*INSTRUCTION:* Copy out the data below as written; omit any images.

— BEGIN LISTING —

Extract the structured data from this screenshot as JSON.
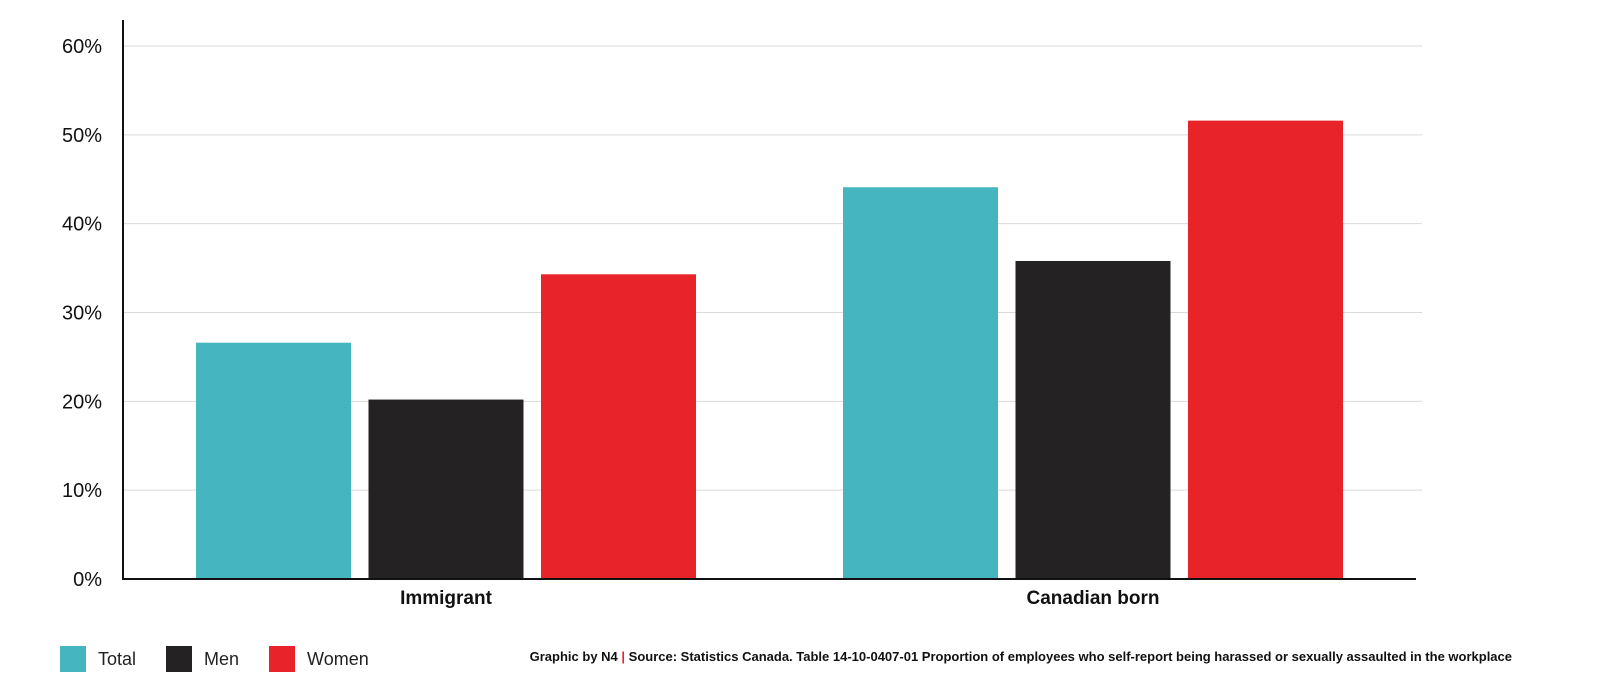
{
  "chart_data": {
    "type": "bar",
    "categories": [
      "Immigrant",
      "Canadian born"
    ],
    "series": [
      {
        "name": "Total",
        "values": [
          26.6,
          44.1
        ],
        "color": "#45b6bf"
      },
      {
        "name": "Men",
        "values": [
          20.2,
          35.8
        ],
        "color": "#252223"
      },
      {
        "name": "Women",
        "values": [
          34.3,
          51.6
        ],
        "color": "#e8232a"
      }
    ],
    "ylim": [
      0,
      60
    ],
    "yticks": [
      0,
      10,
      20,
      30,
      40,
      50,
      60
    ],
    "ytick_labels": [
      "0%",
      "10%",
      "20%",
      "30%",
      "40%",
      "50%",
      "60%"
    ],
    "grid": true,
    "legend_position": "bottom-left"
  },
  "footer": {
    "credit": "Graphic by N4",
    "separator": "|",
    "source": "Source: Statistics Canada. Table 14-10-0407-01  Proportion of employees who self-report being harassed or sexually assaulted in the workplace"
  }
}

— END LISTING —

*RESULT FOR THIS TASK:*
Extract the structured data from this screenshot as JSON.
{
  "chart_data": {
    "type": "bar",
    "categories": [
      "Immigrant",
      "Canadian born"
    ],
    "series": [
      {
        "name": "Total",
        "values": [
          26.6,
          44.1
        ],
        "color": "#45b6bf"
      },
      {
        "name": "Men",
        "values": [
          20.2,
          35.8
        ],
        "color": "#252223"
      },
      {
        "name": "Women",
        "values": [
          34.3,
          51.6
        ],
        "color": "#e8232a"
      }
    ],
    "ylim": [
      0,
      60
    ],
    "yticks": [
      0,
      10,
      20,
      30,
      40,
      50,
      60
    ],
    "ytick_labels": [
      "0%",
      "10%",
      "20%",
      "30%",
      "40%",
      "50%",
      "60%"
    ],
    "grid": true,
    "legend_position": "bottom-left"
  },
  "footer": {
    "credit": "Graphic by N4",
    "separator": "|",
    "source": "Source: Statistics Canada. Table 14-10-0407-01  Proportion of employees who self-report being harassed or sexually assaulted in the workplace"
  }
}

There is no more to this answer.